··· Exercise material ···
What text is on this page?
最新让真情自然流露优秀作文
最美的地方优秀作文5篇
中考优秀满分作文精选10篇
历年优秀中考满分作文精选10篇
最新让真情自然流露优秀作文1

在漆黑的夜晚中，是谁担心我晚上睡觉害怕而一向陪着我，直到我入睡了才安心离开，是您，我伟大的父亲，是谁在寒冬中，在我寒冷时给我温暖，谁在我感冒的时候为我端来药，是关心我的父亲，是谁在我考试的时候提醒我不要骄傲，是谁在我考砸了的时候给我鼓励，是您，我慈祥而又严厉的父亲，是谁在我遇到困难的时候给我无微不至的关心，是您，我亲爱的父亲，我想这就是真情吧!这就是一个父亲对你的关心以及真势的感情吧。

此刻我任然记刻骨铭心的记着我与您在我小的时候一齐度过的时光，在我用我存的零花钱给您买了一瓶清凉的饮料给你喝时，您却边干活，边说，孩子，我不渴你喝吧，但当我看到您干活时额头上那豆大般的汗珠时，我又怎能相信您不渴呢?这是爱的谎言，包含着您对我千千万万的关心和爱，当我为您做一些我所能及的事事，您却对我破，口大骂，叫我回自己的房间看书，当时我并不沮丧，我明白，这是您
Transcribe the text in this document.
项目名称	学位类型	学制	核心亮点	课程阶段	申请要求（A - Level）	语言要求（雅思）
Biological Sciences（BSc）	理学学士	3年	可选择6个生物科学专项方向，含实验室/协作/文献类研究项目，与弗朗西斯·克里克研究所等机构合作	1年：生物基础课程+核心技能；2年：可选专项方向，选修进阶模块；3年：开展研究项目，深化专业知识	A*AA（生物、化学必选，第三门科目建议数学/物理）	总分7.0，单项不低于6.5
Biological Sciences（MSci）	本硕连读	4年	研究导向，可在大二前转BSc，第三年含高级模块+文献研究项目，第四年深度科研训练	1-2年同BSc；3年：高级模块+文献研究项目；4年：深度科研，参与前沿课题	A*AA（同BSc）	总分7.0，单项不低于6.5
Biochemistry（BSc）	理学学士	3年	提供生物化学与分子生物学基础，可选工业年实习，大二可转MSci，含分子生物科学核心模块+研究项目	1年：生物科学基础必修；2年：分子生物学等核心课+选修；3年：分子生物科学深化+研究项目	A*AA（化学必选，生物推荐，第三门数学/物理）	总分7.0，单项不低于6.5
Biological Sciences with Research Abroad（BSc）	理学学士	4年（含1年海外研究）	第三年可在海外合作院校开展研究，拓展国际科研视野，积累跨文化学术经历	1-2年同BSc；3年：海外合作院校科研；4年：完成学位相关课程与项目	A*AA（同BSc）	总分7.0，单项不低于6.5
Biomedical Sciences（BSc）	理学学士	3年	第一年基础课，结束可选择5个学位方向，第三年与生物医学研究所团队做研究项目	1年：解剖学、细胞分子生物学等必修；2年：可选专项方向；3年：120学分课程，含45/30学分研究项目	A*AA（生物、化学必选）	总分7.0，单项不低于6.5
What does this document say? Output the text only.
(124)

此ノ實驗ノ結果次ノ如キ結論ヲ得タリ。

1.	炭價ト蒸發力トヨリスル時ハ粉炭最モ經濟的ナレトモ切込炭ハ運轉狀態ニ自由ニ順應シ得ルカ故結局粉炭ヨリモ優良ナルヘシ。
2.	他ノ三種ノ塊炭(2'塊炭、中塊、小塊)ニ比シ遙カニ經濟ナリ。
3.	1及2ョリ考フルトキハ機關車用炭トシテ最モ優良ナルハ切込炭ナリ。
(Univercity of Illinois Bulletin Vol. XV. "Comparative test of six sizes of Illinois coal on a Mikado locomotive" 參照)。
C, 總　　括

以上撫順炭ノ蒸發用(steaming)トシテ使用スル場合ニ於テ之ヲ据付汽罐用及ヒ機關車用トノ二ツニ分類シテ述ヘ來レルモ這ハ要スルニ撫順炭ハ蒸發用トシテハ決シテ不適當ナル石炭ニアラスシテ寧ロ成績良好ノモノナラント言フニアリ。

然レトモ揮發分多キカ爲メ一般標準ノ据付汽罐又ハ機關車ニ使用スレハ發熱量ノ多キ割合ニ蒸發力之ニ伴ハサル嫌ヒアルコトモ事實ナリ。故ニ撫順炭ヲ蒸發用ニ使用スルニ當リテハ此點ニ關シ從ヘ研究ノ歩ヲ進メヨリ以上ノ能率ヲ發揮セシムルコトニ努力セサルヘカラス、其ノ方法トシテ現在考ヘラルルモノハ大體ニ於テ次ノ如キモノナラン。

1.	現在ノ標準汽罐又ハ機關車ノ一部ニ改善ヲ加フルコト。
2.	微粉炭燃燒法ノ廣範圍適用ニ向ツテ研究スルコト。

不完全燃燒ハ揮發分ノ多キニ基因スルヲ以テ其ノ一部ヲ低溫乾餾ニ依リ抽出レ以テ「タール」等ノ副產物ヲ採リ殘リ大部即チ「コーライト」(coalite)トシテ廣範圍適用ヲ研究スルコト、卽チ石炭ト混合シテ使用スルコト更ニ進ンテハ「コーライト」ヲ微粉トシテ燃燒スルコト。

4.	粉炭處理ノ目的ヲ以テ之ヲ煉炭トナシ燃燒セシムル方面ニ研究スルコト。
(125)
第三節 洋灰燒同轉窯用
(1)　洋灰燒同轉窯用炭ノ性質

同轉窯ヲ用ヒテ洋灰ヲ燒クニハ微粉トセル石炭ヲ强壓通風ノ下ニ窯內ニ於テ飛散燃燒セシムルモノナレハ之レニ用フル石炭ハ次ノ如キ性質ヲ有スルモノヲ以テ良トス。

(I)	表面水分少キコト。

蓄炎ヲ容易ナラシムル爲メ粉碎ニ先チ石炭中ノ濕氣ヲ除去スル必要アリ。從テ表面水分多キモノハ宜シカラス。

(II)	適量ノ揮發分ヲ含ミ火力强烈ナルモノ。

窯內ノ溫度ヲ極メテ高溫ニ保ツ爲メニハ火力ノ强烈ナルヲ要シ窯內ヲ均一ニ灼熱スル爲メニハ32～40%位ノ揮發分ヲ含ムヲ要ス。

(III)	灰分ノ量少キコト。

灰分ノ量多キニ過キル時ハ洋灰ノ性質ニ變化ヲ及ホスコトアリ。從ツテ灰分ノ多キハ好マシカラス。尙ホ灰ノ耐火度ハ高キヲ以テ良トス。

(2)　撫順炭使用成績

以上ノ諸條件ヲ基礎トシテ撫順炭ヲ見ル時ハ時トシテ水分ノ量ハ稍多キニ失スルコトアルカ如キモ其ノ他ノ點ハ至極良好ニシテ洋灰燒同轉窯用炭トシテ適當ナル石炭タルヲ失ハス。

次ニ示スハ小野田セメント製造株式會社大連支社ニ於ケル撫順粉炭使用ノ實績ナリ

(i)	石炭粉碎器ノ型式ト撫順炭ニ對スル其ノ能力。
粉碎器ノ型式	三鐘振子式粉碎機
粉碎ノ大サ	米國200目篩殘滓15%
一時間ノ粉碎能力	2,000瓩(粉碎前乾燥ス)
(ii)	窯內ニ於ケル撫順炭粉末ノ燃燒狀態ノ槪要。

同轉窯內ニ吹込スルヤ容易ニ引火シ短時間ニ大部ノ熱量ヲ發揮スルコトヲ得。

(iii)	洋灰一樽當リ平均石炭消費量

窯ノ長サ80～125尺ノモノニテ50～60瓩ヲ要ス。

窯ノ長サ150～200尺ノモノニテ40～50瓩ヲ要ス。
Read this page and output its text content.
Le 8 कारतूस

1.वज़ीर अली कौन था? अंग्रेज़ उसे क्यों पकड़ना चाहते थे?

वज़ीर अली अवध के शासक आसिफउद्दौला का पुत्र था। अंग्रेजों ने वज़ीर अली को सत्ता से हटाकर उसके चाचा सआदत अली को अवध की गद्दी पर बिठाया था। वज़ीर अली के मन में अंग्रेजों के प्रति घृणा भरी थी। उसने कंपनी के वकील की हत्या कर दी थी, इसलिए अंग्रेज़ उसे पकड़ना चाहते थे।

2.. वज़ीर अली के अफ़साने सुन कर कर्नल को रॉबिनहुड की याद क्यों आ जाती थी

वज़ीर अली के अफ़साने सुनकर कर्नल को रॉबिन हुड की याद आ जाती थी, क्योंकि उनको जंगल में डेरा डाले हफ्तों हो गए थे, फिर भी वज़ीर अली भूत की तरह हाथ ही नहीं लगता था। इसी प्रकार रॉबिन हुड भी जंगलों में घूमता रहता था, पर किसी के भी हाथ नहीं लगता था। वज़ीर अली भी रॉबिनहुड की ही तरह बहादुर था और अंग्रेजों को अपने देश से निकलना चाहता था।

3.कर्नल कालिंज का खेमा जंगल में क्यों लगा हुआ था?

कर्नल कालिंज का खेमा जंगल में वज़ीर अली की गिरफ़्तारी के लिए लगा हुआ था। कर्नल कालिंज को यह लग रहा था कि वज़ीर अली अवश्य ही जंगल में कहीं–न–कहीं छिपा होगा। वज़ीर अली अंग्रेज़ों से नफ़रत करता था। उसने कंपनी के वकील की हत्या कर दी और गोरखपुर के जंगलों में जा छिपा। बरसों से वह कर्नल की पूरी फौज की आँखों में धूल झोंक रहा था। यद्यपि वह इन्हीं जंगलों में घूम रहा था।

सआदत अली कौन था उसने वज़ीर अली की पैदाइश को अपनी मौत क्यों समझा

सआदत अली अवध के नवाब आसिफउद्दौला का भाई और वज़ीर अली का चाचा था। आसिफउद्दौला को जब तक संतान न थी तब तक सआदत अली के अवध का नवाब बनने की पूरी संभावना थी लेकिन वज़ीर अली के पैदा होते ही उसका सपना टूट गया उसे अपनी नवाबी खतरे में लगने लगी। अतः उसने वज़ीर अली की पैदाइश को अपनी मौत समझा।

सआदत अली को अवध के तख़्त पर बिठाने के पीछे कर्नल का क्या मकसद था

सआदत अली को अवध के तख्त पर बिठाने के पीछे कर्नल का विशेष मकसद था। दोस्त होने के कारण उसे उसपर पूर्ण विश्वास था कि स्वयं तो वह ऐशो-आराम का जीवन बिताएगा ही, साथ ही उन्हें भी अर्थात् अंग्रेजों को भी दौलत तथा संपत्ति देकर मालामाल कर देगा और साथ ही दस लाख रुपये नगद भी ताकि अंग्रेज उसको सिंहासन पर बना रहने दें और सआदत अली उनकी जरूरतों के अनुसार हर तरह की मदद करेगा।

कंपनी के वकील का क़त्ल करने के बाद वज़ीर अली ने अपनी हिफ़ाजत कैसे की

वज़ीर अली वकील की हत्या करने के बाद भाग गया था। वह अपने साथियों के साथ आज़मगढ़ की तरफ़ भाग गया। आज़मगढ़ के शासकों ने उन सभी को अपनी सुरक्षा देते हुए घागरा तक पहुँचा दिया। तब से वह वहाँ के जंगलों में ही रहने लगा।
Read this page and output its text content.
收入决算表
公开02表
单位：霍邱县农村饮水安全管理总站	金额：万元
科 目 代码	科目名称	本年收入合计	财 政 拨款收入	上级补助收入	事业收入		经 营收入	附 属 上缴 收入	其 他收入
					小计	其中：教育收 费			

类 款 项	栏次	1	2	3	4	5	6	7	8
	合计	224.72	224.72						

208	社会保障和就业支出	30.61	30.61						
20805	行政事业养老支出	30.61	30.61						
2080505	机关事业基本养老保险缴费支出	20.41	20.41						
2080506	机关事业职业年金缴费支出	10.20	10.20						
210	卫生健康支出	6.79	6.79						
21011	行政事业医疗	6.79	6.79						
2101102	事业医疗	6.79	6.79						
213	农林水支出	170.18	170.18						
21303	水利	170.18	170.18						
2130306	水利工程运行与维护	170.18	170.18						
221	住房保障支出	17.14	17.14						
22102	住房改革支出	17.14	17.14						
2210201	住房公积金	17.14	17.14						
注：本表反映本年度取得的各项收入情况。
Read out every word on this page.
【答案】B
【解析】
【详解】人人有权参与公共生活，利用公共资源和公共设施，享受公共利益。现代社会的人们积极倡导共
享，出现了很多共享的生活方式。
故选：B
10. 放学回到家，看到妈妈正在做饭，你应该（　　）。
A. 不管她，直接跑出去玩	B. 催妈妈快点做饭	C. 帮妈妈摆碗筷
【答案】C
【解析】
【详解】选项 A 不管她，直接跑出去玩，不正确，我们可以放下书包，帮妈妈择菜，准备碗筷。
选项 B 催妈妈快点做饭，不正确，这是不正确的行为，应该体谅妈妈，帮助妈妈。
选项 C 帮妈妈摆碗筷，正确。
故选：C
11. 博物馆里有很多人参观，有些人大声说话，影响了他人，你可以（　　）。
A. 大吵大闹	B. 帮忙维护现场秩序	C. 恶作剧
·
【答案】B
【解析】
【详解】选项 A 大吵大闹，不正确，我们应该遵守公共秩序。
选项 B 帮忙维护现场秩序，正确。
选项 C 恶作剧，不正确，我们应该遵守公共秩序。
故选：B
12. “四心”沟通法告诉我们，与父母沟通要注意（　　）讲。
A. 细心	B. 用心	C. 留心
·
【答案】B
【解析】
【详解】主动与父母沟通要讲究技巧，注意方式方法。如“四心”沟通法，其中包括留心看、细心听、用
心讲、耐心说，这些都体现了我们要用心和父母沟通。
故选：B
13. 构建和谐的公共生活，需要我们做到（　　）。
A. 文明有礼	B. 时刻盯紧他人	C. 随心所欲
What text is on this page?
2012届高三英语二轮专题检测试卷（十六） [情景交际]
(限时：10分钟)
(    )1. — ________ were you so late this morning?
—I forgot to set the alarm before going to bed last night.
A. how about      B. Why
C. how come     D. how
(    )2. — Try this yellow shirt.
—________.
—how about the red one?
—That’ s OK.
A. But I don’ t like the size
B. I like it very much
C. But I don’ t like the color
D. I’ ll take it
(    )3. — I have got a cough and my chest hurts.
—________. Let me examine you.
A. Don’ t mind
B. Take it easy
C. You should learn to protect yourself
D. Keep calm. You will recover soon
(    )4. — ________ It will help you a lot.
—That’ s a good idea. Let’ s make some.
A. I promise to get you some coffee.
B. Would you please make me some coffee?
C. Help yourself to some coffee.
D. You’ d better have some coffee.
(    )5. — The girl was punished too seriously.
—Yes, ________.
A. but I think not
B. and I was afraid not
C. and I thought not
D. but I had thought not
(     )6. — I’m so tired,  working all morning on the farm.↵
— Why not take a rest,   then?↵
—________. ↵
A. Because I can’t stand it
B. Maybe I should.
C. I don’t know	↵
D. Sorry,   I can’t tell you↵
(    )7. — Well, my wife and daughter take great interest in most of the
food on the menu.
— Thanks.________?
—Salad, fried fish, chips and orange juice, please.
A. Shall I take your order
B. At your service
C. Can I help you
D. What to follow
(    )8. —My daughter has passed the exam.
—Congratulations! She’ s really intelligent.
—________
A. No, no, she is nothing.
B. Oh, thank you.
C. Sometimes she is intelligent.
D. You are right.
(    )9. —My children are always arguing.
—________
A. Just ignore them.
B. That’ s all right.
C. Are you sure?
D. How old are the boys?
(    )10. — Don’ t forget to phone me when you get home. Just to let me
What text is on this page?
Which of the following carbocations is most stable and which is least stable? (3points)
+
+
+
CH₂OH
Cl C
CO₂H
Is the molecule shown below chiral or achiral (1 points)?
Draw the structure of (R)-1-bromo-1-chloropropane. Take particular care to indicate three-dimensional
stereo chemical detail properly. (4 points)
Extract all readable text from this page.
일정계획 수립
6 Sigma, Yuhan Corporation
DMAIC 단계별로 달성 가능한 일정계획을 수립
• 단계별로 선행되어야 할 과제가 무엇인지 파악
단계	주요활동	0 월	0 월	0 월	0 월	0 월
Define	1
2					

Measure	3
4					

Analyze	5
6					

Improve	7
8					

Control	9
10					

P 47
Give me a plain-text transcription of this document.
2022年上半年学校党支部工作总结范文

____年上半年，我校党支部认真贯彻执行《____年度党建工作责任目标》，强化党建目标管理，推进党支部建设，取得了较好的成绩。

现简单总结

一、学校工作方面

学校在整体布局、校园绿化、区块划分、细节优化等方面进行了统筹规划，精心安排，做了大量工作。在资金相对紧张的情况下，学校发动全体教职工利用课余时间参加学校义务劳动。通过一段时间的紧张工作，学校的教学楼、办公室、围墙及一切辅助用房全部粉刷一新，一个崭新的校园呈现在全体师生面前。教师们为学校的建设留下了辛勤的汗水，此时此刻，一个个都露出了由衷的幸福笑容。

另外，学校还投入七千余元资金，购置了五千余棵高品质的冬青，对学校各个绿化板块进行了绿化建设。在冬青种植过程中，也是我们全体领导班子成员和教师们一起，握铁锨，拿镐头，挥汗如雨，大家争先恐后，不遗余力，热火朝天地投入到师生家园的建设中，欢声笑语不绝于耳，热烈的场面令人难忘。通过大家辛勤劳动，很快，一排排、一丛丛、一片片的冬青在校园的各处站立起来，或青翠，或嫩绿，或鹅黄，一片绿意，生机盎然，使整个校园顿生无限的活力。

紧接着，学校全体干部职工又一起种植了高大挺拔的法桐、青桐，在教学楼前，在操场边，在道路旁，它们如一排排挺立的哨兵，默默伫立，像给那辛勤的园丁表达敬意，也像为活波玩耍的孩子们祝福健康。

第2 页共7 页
···
Task instructions>
Set down only these lines, exactly: the line containing "Give me a plain-text" and each line after it, through the end of the listing.

Output of the task>
Give me a plain-text transcription of this document.
2022年上半年学校党支部工作总结范文

____年上半年，我校党支部认真贯彻执行《____年度党建工作责任目标》，强化党建目标管理，推进党支部建设，取得了较好的成绩。

现简单总结

一、学校工作方面

学校在整体布局、校园绿化、区块划分、细节优化等方面进行了统筹规划，精心安排，做了大量工作。在资金相对紧张的情况下，学校发动全体教职工利用课余时间参加学校义务劳动。通过一段时间的紧张工作，学校的教学楼、办公室、围墙及一切辅助用房全部粉刷一新，一个崭新的校园呈现在全体师生面前。教师们为学校的建设留下了辛勤的汗水，此时此刻，一个个都露出了由衷的幸福笑容。

另外，学校还投入七千余元资金，购置了五千余棵高品质的冬青，对学校各个绿化板块进行了绿化建设。在冬青种植过程中，也是我们全体领导班子成员和教师们一起，握铁锨，拿镐头，挥汗如雨，大家争先恐后，不遗余力，热火朝天地投入到师生家园的建设中，欢声笑语不绝于耳，热烈的场面令人难忘。通过大家辛勤劳动，很快，一排排、一丛丛、一片片的冬青在校园的各处站立起来，或青翠，或嫩绿，或鹅黄，一片绿意，生机盎然，使整个校园顿生无限的活力。

紧接着，学校全体干部职工又一起种植了高大挺拔的法桐、青桐，在教学楼前，在操场边，在道路旁，它们如一排排挺立的哨兵，默默伫立，像给那辛勤的园丁表达敬意，也像为活波玩耍的孩子们祝福健康。

第2 页共7 页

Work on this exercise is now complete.